▶ _Written problem_: Find every line in the records that holds the string "future". Copy each one.

--------------------------------------------------

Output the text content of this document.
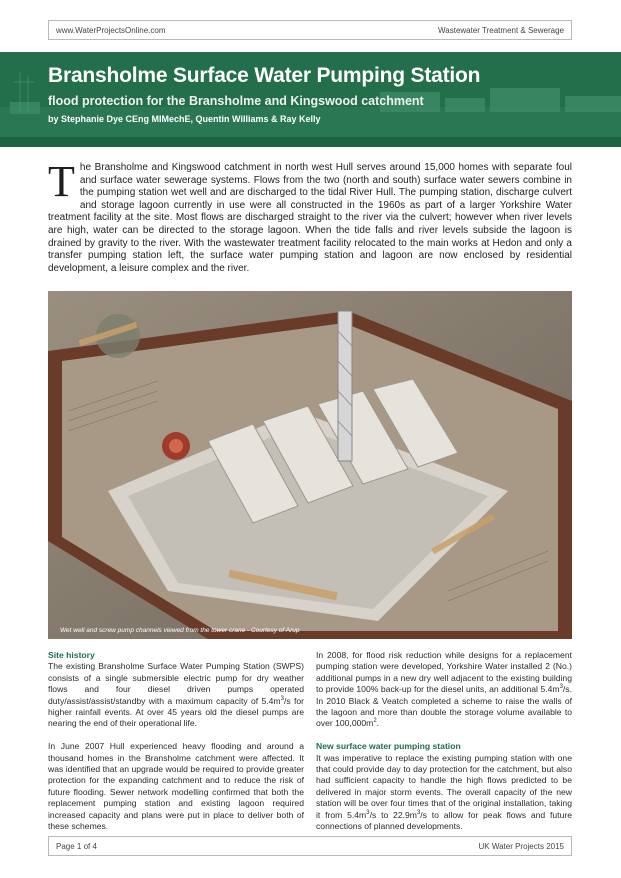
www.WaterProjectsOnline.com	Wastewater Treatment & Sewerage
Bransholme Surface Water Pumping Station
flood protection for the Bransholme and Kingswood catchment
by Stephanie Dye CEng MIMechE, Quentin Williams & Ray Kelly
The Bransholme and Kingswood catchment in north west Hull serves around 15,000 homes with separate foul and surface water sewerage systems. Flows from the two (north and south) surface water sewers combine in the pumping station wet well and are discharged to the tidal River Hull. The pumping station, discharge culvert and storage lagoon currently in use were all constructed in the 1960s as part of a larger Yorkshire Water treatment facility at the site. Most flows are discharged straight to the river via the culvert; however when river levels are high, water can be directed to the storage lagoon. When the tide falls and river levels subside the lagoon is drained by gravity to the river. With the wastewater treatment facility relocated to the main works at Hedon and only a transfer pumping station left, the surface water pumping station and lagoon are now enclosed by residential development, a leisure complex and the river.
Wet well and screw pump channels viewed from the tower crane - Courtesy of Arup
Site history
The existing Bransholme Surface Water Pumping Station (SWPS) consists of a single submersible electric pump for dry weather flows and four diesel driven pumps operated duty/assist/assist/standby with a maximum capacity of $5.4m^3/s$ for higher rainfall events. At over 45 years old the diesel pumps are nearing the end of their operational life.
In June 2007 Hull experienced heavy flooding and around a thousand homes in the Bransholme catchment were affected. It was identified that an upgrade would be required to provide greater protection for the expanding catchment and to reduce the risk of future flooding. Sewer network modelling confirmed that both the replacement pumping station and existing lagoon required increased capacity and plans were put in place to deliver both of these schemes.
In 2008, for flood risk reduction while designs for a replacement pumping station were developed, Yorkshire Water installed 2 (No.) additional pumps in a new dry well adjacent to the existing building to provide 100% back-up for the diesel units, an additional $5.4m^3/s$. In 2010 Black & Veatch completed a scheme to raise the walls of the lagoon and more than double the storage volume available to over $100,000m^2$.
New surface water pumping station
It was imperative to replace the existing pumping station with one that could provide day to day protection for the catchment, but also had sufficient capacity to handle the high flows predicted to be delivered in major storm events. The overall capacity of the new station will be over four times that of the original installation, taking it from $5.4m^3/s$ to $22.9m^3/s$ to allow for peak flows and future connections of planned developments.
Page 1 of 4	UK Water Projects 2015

--------------------------------------------------

▶ _Correct response_:
In June 2007 Hull experienced heavy flooding and around a thousand homes in the Bransholme catchment were affected. It was identified that an upgrade would be required to provide greater protection for the expanding catchment and to reduce the risk of future flooding. Sewer network modelling confirmed that both the replacement pumping station and existing lagoon required increased capacity and plans were put in place to deliver both of these schemes.
It was imperative to replace the existing pumping station with one that could provide day to day protection for the catchment, but also had sufficient capacity to handle the high flows predicted to be delivered in major storm events. The overall capacity of the new station will be over four times that of the original installation, taking it from $5.4m^3/s$ to $22.9m^3/s$ to allow for peak flows and future connections of planned developments.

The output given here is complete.